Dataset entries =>

----------------

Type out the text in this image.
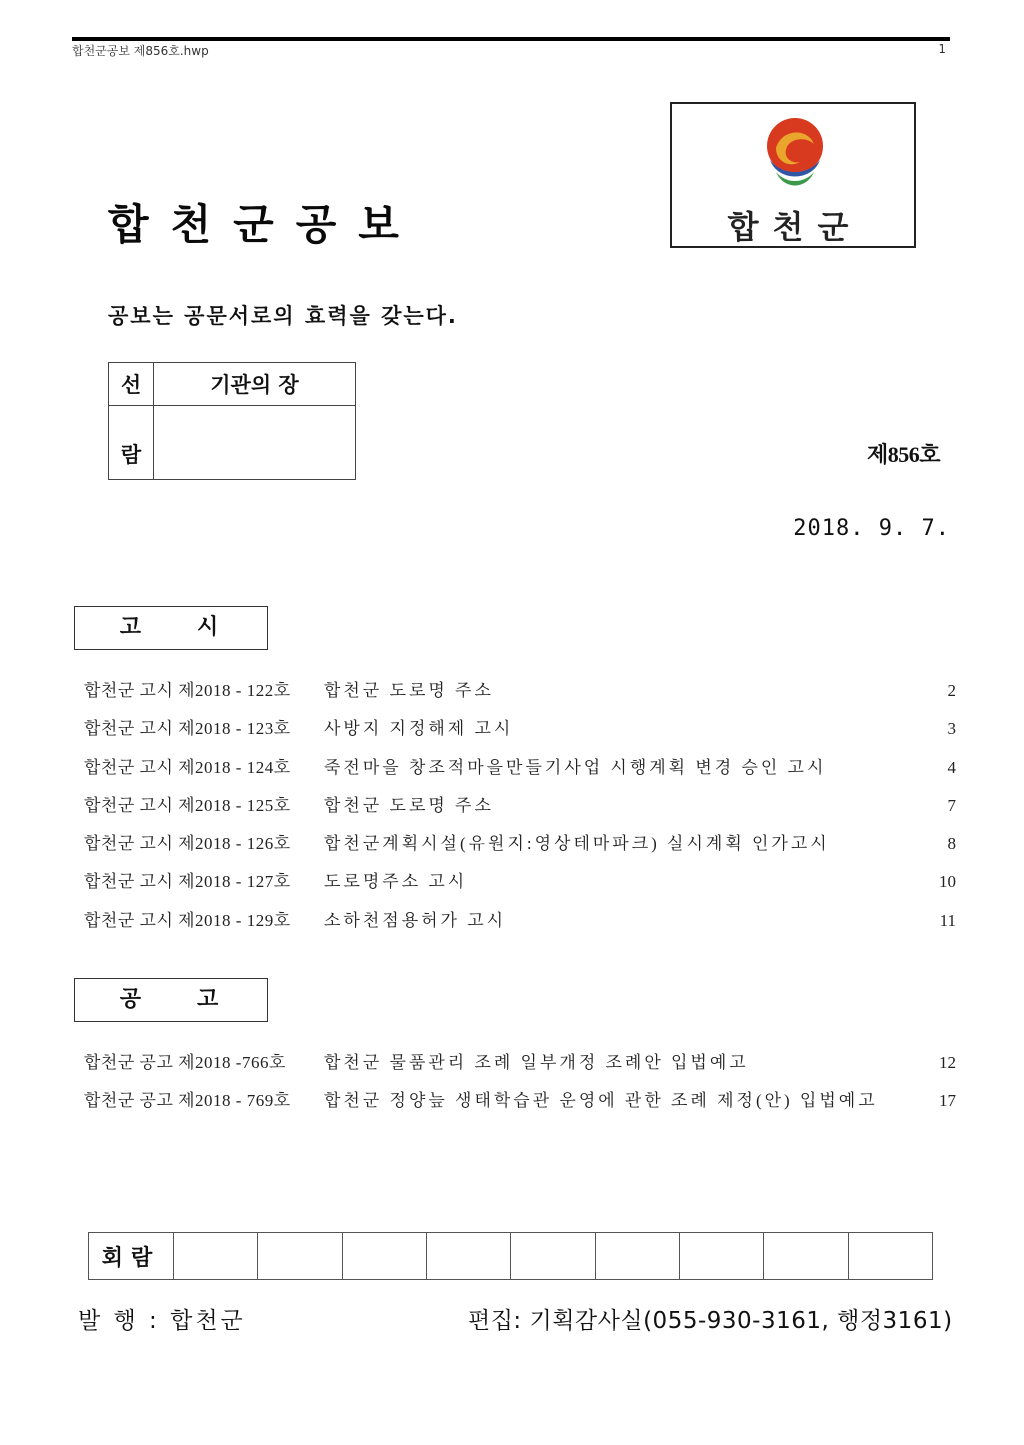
합천군공보 제856호.hwp	1
합천군공보	합천군
공보는 공문서로의 효력을 갖는다.
선	기관의 장
람		제856호
2018. 9. 7.
고 시
합천군 고시 제2018 - 122호 합천군 도로명 주소	2
합천군 고시 제2018 - 123호 사방지 지정해제 고시	3
합천군 고시 제2018 - 124호 죽전마을 창조적마을만들기사업 시행계획 변경 승인 고시	4
합천군 고시 제2018 - 125호 합천군 도로명 주소	7
합천군 고시 제2018 - 126호 합천군계획시설(유원지:영상테마파크) 실시계획 인가고시	8
합천군 고시 제2018 - 127호 도로명주소 고시	10
합천군 고시 제2018 - 129호 소하천점용허가 고시	11
공 고
합천군 공고 제2018 -766호 합천군 물품관리 조례 일부개정 조례안 입법예고	12
합천군 공고 제2018 - 769호 합천군 정양늪 생태학습관 운영에 관한 조례 제정(안) 입법예고	17
회람									
발 행 : 합천군	편집: 기획감사실(055-930-3161, 행정3161)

----------------

WHAT THE EXERCISE ASKS => Where does the word "입법예고" appear? Return each line that holds it.

EXERCISE RESPONSE =>
합천군 공고 제2018 -766호 합천군 물품관리 조례 일부개정 조례안 입법예고	12
합천군 공고 제2018 - 769호 합천군 정양늪 생태학습관 운영에 관한 조례 제정(안) 입법예고	17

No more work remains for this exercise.